** EXERCISE DIRECTIONS **
All of the data below should be written out exactly.

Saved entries
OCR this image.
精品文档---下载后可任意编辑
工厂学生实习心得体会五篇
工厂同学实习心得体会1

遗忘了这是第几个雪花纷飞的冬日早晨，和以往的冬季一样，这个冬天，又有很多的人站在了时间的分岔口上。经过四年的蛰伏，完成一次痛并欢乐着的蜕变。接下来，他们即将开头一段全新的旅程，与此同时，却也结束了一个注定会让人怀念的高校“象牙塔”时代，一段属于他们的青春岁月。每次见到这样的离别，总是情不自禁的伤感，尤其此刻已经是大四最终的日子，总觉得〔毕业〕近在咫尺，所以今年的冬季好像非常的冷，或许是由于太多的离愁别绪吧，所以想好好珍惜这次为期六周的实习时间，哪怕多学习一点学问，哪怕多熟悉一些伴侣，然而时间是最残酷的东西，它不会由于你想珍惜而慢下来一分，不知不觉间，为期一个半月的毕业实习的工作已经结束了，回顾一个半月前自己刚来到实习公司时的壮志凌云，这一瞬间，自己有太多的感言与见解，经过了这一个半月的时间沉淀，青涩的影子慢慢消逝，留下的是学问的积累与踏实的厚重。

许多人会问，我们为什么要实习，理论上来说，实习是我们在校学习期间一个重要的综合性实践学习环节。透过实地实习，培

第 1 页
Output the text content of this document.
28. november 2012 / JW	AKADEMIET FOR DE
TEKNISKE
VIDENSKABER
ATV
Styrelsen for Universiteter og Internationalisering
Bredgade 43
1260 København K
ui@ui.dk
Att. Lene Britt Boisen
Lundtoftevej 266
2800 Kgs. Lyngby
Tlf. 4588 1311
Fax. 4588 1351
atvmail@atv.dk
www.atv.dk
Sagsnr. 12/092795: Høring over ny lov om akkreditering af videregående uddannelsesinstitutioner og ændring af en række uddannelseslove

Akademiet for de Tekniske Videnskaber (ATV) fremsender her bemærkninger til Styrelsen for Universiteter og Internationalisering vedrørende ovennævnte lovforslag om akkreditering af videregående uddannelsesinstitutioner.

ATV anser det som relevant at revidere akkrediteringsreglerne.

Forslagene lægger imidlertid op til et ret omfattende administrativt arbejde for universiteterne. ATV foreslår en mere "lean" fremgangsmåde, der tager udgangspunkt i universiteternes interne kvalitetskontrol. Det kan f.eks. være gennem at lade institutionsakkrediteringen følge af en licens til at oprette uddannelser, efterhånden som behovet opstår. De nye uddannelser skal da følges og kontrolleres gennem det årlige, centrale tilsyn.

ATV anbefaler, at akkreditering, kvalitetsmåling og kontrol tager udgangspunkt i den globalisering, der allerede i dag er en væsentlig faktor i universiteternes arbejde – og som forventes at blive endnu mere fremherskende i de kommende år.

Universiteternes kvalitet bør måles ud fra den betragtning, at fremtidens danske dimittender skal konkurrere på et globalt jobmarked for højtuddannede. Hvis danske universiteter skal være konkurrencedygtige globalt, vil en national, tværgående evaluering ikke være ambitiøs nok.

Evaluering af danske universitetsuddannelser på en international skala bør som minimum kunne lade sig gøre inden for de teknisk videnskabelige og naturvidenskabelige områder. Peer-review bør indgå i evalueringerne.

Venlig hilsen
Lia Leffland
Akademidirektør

** FINISHED ANSWER **
OCR this image.
精品文档---下载后可任意编辑
工厂学生实习心得体会五篇
工厂同学实习心得体会1

遗忘了这是第几个雪花纷飞的冬日早晨，和以往的冬季一样，这个冬天，又有很多的人站在了时间的分岔口上。经过四年的蛰伏，完成一次痛并欢乐着的蜕变。接下来，他们即将开头一段全新的旅程，与此同时，却也结束了一个注定会让人怀念的高校“象牙塔”时代，一段属于他们的青春岁月。每次见到这样的离别，总是情不自禁的伤感，尤其此刻已经是大四最终的日子，总觉得〔毕业〕近在咫尺，所以今年的冬季好像非常的冷，或许是由于太多的离愁别绪吧，所以想好好珍惜这次为期六周的实习时间，哪怕多学习一点学问，哪怕多熟悉一些伴侣，然而时间是最残酷的东西，它不会由于你想珍惜而慢下来一分，不知不觉间，为期一个半月的毕业实习的工作已经结束了，回顾一个半月前自己刚来到实习公司时的壮志凌云，这一瞬间，自己有太多的感言与见解，经过了这一个半月的时间沉淀，青涩的影子慢慢消逝，留下的是学问的积累与踏实的厚重。

许多人会问，我们为什么要实习，理论上来说，实习是我们在校学习期间一个重要的综合性实践学习环节。透过实地实习，培

第 1 页
Output the text content of this document.
28. november 2012 / JW	AKADEMIET FOR DE
TEKNISKE
VIDENSKABER
ATV
Styrelsen for Universiteter og Internationalisering
Bredgade 43
1260 København K
ui@ui.dk
Att. Lene Britt Boisen
Lundtoftevej 266
2800 Kgs. Lyngby
Tlf. 4588 1311
Fax. 4588 1351
atvmail@atv.dk
www.atv.dk
Sagsnr. 12/092795: Høring over ny lov om akkreditering af videregående uddannelsesinstitutioner og ændring af en række uddannelseslove

Akademiet for de Tekniske Videnskaber (ATV) fremsender her bemærkninger til Styrelsen for Universiteter og Internationalisering vedrørende ovennævnte lovforslag om akkreditering af videregående uddannelsesinstitutioner.

ATV anser det som relevant at revidere akkrediteringsreglerne.

Forslagene lægger imidlertid op til et ret omfattende administrativt arbejde for universiteterne. ATV foreslår en mere "lean" fremgangsmåde, der tager udgangspunkt i universiteternes interne kvalitetskontrol. Det kan f.eks. være gennem at lade institutionsakkrediteringen følge af en licens til at oprette uddannelser, efterhånden som behovet opstår. De nye uddannelser skal da følges og kontrolleres gennem det årlige, centrale tilsyn.

ATV anbefaler, at akkreditering, kvalitetsmåling og kontrol tager udgangspunkt i den globalisering, der allerede i dag er en væsentlig faktor i universiteternes arbejde – og som forventes at blive endnu mere fremherskende i de kommende år.

Universiteternes kvalitet bør måles ud fra den betragtning, at fremtidens danske dimittender skal konkurrere på et globalt jobmarked for højtuddannede. Hvis danske universiteter skal være konkurrencedygtige globalt, vil en national, tværgående evaluering ikke være ambitiøs nok.

Evaluering af danske universitetsuddannelser på en international skala bør som minimum kunne lade sig gøre inden for de teknisk videnskabelige og naturvidenskabelige områder. Peer-review bør indgå i evalueringerne.

Venlig hilsen
Lia Leffland
Akademidirektør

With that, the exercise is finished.